Exercise brief: Pick out the lines containing "this".

Data shown:
====================

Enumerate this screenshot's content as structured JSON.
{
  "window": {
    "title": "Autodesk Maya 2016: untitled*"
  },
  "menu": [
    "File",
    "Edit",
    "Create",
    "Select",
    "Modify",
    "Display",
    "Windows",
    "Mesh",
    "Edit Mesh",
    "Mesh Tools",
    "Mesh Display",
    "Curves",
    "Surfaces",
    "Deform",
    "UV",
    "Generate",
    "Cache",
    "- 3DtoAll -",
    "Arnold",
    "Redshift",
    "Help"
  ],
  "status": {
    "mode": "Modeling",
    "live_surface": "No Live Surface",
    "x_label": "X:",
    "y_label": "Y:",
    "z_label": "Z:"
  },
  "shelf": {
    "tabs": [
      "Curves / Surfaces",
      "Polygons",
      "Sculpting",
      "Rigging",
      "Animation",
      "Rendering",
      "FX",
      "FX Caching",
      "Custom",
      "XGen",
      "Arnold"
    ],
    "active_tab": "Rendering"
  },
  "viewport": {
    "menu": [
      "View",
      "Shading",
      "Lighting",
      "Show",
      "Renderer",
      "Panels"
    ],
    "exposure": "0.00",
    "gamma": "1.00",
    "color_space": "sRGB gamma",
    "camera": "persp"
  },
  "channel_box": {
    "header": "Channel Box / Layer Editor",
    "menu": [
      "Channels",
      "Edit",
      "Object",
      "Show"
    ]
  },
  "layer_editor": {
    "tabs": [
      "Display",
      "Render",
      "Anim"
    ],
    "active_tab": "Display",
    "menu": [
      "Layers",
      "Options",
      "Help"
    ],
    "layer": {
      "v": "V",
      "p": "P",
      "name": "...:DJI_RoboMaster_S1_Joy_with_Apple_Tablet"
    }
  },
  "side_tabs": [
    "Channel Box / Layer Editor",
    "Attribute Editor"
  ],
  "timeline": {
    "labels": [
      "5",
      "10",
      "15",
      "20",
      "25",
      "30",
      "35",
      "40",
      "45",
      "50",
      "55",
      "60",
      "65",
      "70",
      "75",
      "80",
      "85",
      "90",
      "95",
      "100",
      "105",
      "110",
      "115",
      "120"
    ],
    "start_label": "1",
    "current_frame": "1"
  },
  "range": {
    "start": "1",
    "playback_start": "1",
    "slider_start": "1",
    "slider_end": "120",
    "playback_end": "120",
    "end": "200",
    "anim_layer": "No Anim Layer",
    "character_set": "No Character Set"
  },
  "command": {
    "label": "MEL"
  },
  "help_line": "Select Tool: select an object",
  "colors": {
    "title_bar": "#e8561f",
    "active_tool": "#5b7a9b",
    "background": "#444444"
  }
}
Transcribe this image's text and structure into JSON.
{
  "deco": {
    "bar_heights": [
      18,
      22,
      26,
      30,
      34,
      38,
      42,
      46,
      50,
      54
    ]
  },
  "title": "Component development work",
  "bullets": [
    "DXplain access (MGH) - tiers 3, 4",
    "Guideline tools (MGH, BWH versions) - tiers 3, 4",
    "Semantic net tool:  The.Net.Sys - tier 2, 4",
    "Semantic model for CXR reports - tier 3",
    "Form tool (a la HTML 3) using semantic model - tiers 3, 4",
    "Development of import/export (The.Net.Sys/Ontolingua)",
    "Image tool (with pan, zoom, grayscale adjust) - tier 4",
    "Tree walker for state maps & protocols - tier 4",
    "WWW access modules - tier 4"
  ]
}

====================

Exercise answer:
Enumerate this screenshot's content as structured JSON.
Transcribe this image's text and structure into JSON.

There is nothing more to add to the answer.